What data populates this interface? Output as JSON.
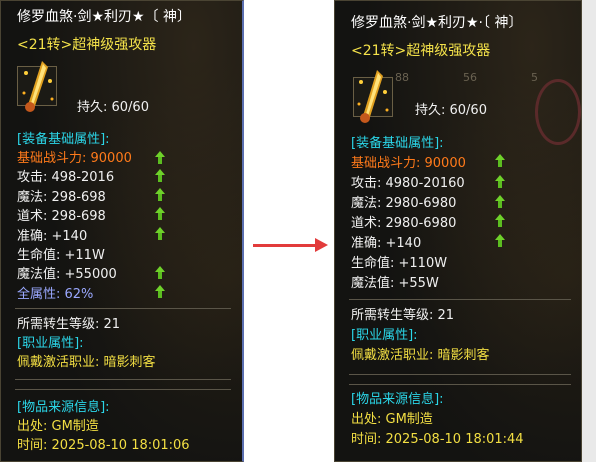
{
  "left": {
    "title": "修罗血煞·剑★利刃★〔 神〕",
    "subtitle": "<21转>超神级强攻器",
    "durability": "持久:  60/60",
    "section_base": "[装备基础属性]:",
    "power": "基础战斗力:  90000",
    "attack": "攻击:  498-2016",
    "magic": "魔法:  298-698",
    "tao": "道术:  298-698",
    "accuracy": "准确:  +140",
    "hp": "生命值:  +11W",
    "mp": "魔法值:  +55000",
    "all_attr": "全属性:  62%",
    "rebirth_req": "所需转生等级:  21",
    "section_job": "[职业属性]:",
    "job": "佩戴激活职业:  暗影刺客",
    "section_source": "[物品来源信息]:",
    "source": "出处:  GM制造",
    "time": "时间:  2025-08-10 18:01:06"
  },
  "right": {
    "title": "修罗血煞·剑★利刃★·〔 神〕",
    "subtitle": "<21转>超神级强攻器",
    "durability": "持久:  60/60",
    "section_base": "[装备基础属性]:",
    "power": "基础战斗力:  90000",
    "attack": "攻击:  4980-20160",
    "magic": "魔法:  2980-6980",
    "tao": "道术:  2980-6980",
    "accuracy": "准确:  +140",
    "hp": "生命值:  +110W",
    "mp": "魔法值:  +55W",
    "rebirth_req": "所需转生等级:  21",
    "section_job": "[职业属性]:",
    "job": "佩戴激活职业:  暗影刺客",
    "section_source": "[物品来源信息]:",
    "source": "出处:  GM制造",
    "time": "时间:  2025-08-10 18:01:44"
  },
  "background_labels": [
    "88",
    "56",
    "5"
  ],
  "colors": {
    "title": "#ffffff",
    "subtitle": "#f4e24a",
    "section": "#2bd6e8",
    "power": "#ff7a1a",
    "all_attr": "#9aa8ff",
    "job": "#f3df43",
    "upgrade_arrow": "#6fd22a",
    "compare_arrow": "#e23b3b"
  },
  "icons": {
    "item": "sword-icon",
    "upgrade": "up-arrow-icon",
    "compare": "right-arrow-icon"
  }
}
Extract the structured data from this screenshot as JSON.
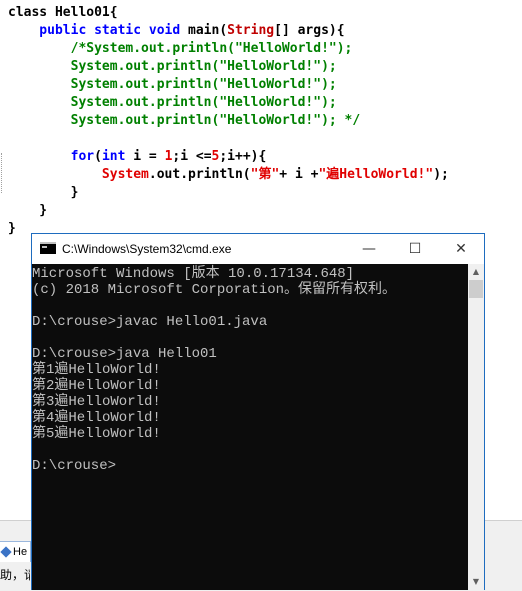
{
  "editor": {
    "lines": [
      {
        "parts": [
          {
            "t": "class ",
            "c": "plain"
          },
          {
            "t": "Hello01{",
            "c": "plain"
          }
        ]
      },
      {
        "parts": [
          {
            "t": "    public static void ",
            "c": "kw"
          },
          {
            "t": "main(",
            "c": "plain"
          },
          {
            "t": "String",
            "c": "type"
          },
          {
            "t": "[] args){",
            "c": "plain"
          }
        ]
      },
      {
        "parts": [
          {
            "t": "        /*System.out.println(\"HelloWorld!\");",
            "c": "cmt"
          }
        ]
      },
      {
        "parts": [
          {
            "t": "        System.out.println(\"HelloWorld!\");",
            "c": "cmt"
          }
        ]
      },
      {
        "parts": [
          {
            "t": "        System.out.println(\"HelloWorld!\");",
            "c": "cmt"
          }
        ]
      },
      {
        "parts": [
          {
            "t": "        System.out.println(\"HelloWorld!\");",
            "c": "cmt"
          }
        ]
      },
      {
        "parts": [
          {
            "t": "        System.out.println(\"HelloWorld!\"); */",
            "c": "cmt"
          }
        ]
      },
      {
        "parts": [
          {
            "t": "",
            "c": "plain"
          }
        ]
      },
      {
        "parts": [
          {
            "t": "        ",
            "c": "plain"
          },
          {
            "t": "for",
            "c": "kw"
          },
          {
            "t": "(",
            "c": "plain"
          },
          {
            "t": "int",
            "c": "kw"
          },
          {
            "t": " i = ",
            "c": "plain"
          },
          {
            "t": "1",
            "c": "red"
          },
          {
            "t": ";i <=",
            "c": "plain"
          },
          {
            "t": "5",
            "c": "red"
          },
          {
            "t": ";i++){",
            "c": "plain"
          }
        ]
      },
      {
        "parts": [
          {
            "t": "            ",
            "c": "plain"
          },
          {
            "t": "System",
            "c": "red"
          },
          {
            "t": ".out.println(",
            "c": "plain"
          },
          {
            "t": "\"第\"",
            "c": "red"
          },
          {
            "t": "+ i +",
            "c": "plain"
          },
          {
            "t": "\"遍HelloWorld!\"",
            "c": "red"
          },
          {
            "t": ");",
            "c": "plain"
          }
        ]
      },
      {
        "parts": [
          {
            "t": "        }",
            "c": "plain"
          }
        ]
      },
      {
        "parts": [
          {
            "t": "    }",
            "c": "plain"
          }
        ]
      },
      {
        "parts": [
          {
            "t": "}",
            "c": "plain"
          }
        ]
      }
    ]
  },
  "bottom": {
    "tab_label": "He",
    "status_text": "助，请"
  },
  "cmd": {
    "title": "C:\\Windows\\System32\\cmd.exe",
    "buttons": {
      "minimize": "—",
      "maximize": "☐",
      "close": "✕"
    },
    "console_lines": [
      "Microsoft Windows [版本 10.0.17134.648]",
      "(c) 2018 Microsoft Corporation。保留所有权利。",
      "",
      "D:\\crouse>javac Hello01.java",
      "",
      "D:\\crouse>java Hello01",
      "第1遍HelloWorld!",
      "第2遍HelloWorld!",
      "第3遍HelloWorld!",
      "第4遍HelloWorld!",
      "第5遍HelloWorld!",
      "",
      "D:\\crouse>"
    ],
    "scroll": {
      "up": "▲",
      "down": "▼"
    }
  },
  "colors": {
    "keyword": "#0000ff",
    "comment": "#008000",
    "type": "#c00000",
    "literal": "#e00000",
    "console_bg": "#0c0c0c",
    "console_fg": "#c0c0c0",
    "window_border": "#1e6cbf"
  }
}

GIVEN PROBLEM: An exact transcription of all the entries is required, without the pictures.

RESPONSE:
What data populates this interface? Output as JSON.
{
  "left": {
    "title": "修罗血煞·剑★利刃★〔 神〕",
    "subtitle": "<21转>超神级强攻器",
    "durability": "持久:  60/60",
    "section_base": "[装备基础属性]:",
    "power": "基础战斗力:  90000",
    "attack": "攻击:  498-2016",
    "magic": "魔法:  298-698",
    "tao": "道术:  298-698",
    "accuracy": "准确:  +140",
    "hp": "生命值:  +11W",
    "mp": "魔法值:  +55000",
    "all_attr": "全属性:  62%",
    "rebirth_req": "所需转生等级:  21",
    "section_job": "[职业属性]:",
    "job": "佩戴激活职业:  暗影刺客",
    "section_source": "[物品来源信息]:",
    "source": "出处:  GM制造",
    "time": "时间:  2025-08-10 18:01:06"
  },
  "right": {
    "title": "修罗血煞·剑★利刃★·〔 神〕",
    "subtitle": "<21转>超神级强攻器",
    "durability": "持久:  60/60",
    "section_base": "[装备基础属性]:",
    "power": "基础战斗力:  90000",
    "attack": "攻击:  4980-20160",
    "magic": "魔法:  2980-6980",
    "tao": "道术:  2980-6980",
    "accuracy": "准确:  +140",
    "hp": "生命值:  +110W",
    "mp": "魔法值:  +55W",
    "rebirth_req": "所需转生等级:  21",
    "section_job": "[职业属性]:",
    "job": "佩戴激活职业:  暗影刺客",
    "section_source": "[物品来源信息]:",
    "source": "出处:  GM制造",
    "time": "时间:  2025-08-10 18:01:44"
  },
  "background_labels": [
    "88",
    "56",
    "5"
  ],
  "colors": {
    "title": "#ffffff",
    "subtitle": "#f4e24a",
    "section": "#2bd6e8",
    "power": "#ff7a1a",
    "all_attr": "#9aa8ff",
    "job": "#f3df43",
    "upgrade_arrow": "#6fd22a",
    "compare_arrow": "#e23b3b"
  },
  "icons": {
    "item": "sword-icon",
    "upgrade": "up-arrow-icon",
    "compare": "right-arrow-icon"
  }
}
Extract the structured data from this screenshot as JSON.
{
  "editor": {
    "lines": [
      {
        "parts": [
          {
            "t": "class ",
            "c": "plain"
          },
          {
            "t": "Hello01{",
            "c": "plain"
          }
        ]
      },
      {
        "parts": [
          {
            "t": "    public static void ",
            "c": "kw"
          },
          {
            "t": "main(",
            "c": "plain"
          },
          {
            "t": "String",
            "c": "type"
          },
          {
            "t": "[] args){",
            "c": "plain"
          }
        ]
      },
      {
        "parts": [
          {
            "t": "        /*System.out.println(\"HelloWorld!\");",
            "c": "cmt"
          }
        ]
      },
      {
        "parts": [
          {
            "t": "        System.out.println(\"HelloWorld!\");",
            "c": "cmt"
          }
        ]
      },
      {
        "parts": [
          {
            "t": "        System.out.println(\"HelloWorld!\");",
            "c": "cmt"
          }
        ]
      },
      {
        "parts": [
          {
            "t": "        System.out.println(\"HelloWorld!\");",
            "c": "cmt"
          }
        ]
      },
      {
        "parts": [
          {
            "t": "        System.out.println(\"HelloWorld!\"); */",
            "c": "cmt"
          }
        ]
      },
      {
        "parts": [
          {
            "t": "",
            "c": "plain"
          }
        ]
      },
      {
        "parts": [
          {
            "t": "        ",
            "c": "plain"
          },
          {
            "t": "for",
            "c": "kw"
          },
          {
            "t": "(",
            "c": "plain"
          },
          {
            "t": "int",
            "c": "kw"
          },
          {
            "t": " i = ",
            "c": "plain"
          },
          {
            "t": "1",
            "c": "red"
          },
          {
            "t": ";i <=",
            "c": "plain"
          },
          {
            "t": "5",
            "c": "red"
          },
          {
            "t": ";i++){",
            "c": "plain"
          }
        ]
      },
      {
        "parts": [
          {
            "t": "            ",
            "c": "plain"
          },
          {
            "t": "System",
            "c": "red"
          },
          {
            "t": ".out.println(",
            "c": "plain"
          },
          {
            "t": "\"第\"",
            "c": "red"
          },
          {
            "t": "+ i +",
            "c": "plain"
          },
          {
            "t": "\"遍HelloWorld!\"",
            "c": "red"
          },
          {
            "t": ");",
            "c": "plain"
          }
        ]
      },
      {
        "parts": [
          {
            "t": "        }",
            "c": "plain"
          }
        ]
      },
      {
        "parts": [
          {
            "t": "    }",
            "c": "plain"
          }
        ]
      },
      {
        "parts": [
          {
            "t": "}",
            "c": "plain"
          }
        ]
      }
    ]
  },
  "bottom": {
    "tab_label": "He",
    "status_text": "助，请"
  },
  "cmd": {
    "title": "C:\\Windows\\System32\\cmd.exe",
    "buttons": {
      "minimize": "—",
      "maximize": "☐",
      "close": "✕"
    },
    "console_lines": [
      "Microsoft Windows [版本 10.0.17134.648]",
      "(c) 2018 Microsoft Corporation。保留所有权利。",
      "",
      "D:\\crouse>javac Hello01.java",
      "",
      "D:\\crouse>java Hello01",
      "第1遍HelloWorld!",
      "第2遍HelloWorld!",
      "第3遍HelloWorld!",
      "第4遍HelloWorld!",
      "第5遍HelloWorld!",
      "",
      "D:\\crouse>"
    ],
    "scroll": {
      "up": "▲",
      "down": "▼"
    }
  },
  "colors": {
    "keyword": "#0000ff",
    "comment": "#008000",
    "type": "#c00000",
    "literal": "#e00000",
    "console_bg": "#0c0c0c",
    "console_fg": "#c0c0c0",
    "window_border": "#1e6cbf"
  }
}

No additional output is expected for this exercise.